EXTRAIT À LIRE -
• • • • •

Certains de nos patients hyperactifs, en particulier les plus jeunes, sont venus nous voir après avoir rencontré un ergothérapeute qui a dit à leurs parents que l’hyperactivité de l’enfant était une « recherche sensorielle », ce qui signifie que l’enfant « a besoin de plus d’informations proprioceptives ». Le thérapeute peut recommanderune «  thérapie d’intégration sensorielle  » pour y remédier.

Nous ne pensons pas qu’il s’agisse d’une explication universelle de l’hyperactivité. Il s’agit d’une interprétation d’un modèle de comportement, mais une autre façon d’expliquer ce comportement pourrait être « il bouge tout le temps parce que ses systèmes de contrôle des impulsions ne fonctionnent pas bien ». Les deux explications peuvent être correctes, et le sont peut-être parfois, mais aucune n’est nécessairement « la solution » pour tous les patients. Chez toute personne hyperactive, l’une de ces explications, les deux ou aucune d’entre elles peut être la cause première. En pratique, pour nos jeunes patients atteints de TDAH et de TSA, nous avons constaté que la thérapie d’intégration sensorielle visant à normaliser les comportements de « recherche sensorielle » peut aider dans une certaine mesure, mais qu’elle n’est souvent qu’une partie d’un programme de traitement véritablement complet. D’autres stratégies comportementales peuvent également s’avérer utiles, comme le fait d’évoluer dans un environnement à « faible distraction », c’est-à-dire de minimiser les stimuli alternatifs contraignants tels que la musique forte ou les distractions visuelles. Il peut également être utile de s’entraîner à devenir plus conscient de ce à quoi l’on prête réellement attention, tout en apprenant à donner consciemment la priorité à ce à quoi l’on devrait réellement prêter attention.

Les médicaments utilisés pour le TDAH peuvent aider en partie en donnant la priorité aux entrées sensorielles, de sorte que la personne atteinte de TDAH n’est plus facilement distraite par des stimuli concurrents. Ces médicaments peuvent parfois aider les personnes atteintes de TSA (certains patients atteints de TSA peuvent être diagnostiqués conjointement avec un TDAH, et vice-versa – voir notre article précédent sur ce sujet, « La relation entre les troubles du spectre autistique et le TDAH »). Mais ces médicaments ne sont pas efficaces pour tout le monde – malheureusement, ils incitent parfois les personnes, en particulier celles atteintes de TSA, à se concentrer trop sur les mauvais stimuli sensoriels (en se grattant compulsivement la peau parce qu’elle les démange, par exemple). Mais lorsqu’ils fonctionnent bien, ces médicaments peuvent aider à « filtrer » les données distrayantes, de sorte que la personne peut mieux se concentrer sur ce qui est important dans l’instant.

• • • • •

LIGNES AFFICHÉES -
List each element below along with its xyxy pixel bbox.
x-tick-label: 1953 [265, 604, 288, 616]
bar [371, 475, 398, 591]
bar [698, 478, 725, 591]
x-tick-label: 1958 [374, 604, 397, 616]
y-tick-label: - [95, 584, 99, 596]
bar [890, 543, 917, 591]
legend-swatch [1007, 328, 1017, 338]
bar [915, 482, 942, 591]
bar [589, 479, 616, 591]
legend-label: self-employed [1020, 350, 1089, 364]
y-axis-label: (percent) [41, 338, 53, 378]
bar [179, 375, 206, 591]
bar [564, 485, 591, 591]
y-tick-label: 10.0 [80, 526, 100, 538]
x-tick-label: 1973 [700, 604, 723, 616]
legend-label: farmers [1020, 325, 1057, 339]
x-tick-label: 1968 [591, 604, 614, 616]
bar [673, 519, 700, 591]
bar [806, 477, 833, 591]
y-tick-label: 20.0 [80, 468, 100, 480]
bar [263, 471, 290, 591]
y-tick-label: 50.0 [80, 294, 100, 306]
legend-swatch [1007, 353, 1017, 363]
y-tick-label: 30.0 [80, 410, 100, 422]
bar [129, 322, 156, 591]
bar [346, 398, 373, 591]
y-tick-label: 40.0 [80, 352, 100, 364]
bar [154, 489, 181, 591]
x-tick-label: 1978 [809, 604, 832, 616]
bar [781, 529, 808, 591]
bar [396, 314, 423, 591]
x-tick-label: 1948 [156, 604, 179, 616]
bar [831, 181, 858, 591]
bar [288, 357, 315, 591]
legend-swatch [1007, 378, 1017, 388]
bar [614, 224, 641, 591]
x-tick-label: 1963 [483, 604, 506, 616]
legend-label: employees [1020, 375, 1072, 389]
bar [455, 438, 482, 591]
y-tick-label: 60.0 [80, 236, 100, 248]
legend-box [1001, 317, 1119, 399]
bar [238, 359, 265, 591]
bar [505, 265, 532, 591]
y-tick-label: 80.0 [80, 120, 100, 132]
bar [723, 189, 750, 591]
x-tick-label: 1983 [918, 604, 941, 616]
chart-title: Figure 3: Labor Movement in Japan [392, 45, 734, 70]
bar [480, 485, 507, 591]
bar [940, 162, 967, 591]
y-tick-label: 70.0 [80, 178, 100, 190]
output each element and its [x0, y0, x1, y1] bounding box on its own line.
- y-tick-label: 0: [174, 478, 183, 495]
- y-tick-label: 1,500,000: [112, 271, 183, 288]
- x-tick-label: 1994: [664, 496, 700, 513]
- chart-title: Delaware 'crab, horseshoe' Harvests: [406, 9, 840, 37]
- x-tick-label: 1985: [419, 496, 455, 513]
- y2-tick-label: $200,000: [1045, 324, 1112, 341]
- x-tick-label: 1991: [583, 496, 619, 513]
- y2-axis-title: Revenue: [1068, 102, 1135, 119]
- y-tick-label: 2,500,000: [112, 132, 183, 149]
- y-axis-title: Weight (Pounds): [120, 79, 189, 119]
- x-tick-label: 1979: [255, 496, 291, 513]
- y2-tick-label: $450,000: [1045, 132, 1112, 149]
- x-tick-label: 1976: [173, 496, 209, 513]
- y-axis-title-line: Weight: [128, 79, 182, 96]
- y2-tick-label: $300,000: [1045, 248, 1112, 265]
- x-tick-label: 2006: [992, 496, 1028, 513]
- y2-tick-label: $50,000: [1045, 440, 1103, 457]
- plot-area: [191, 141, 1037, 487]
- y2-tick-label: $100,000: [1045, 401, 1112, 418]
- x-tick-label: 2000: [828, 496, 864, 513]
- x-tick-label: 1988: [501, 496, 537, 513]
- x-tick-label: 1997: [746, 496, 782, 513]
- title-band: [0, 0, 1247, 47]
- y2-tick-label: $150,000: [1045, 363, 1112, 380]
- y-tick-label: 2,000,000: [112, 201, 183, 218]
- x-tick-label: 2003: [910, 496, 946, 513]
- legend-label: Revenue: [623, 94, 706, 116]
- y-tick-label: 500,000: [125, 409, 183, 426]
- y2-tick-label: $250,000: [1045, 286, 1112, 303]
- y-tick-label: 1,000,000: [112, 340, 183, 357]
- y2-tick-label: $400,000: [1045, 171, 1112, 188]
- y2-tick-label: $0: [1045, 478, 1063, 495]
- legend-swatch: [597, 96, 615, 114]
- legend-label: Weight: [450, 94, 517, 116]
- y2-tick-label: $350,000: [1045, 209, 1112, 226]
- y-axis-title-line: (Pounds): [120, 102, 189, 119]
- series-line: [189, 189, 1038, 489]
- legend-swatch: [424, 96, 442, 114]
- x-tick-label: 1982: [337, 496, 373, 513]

• • • • •

ACTION REQUISE A - Remplacez « ergothérapeute » par « psychomotricien » dans le passage de l'extrait qui commence à « Certains de nos » et se poursuit jusqu'à « pour y remédier. », puis reproduisez ce passage.
ACTION REQUISE B - D'après l'extrait, à quoi les médicaments contre le TDAH incitent-ils parfois les personnes atteintes de TSA ?

RÉSULTAT A -
Certains de nos patients hyperactifs, en particulier les plus jeunes, sont venus nous voir après avoir rencontré un psychomotricien qui a dit à leurs parents que l’hyperactivité de l’enfant était une « recherche sensorielle », ce qui signifie que l’enfant « a besoin de plus d’informations proprioceptives ». Le thérapeute peut recommanderune «  thérapie d’intégration sensorielle  » pour y remédier.

RÉSULTAT B - À se concentrer trop sur les mauvais stimuli sensoriels, par exemple en se grattant compulsivement la peau parce qu'elle les démange.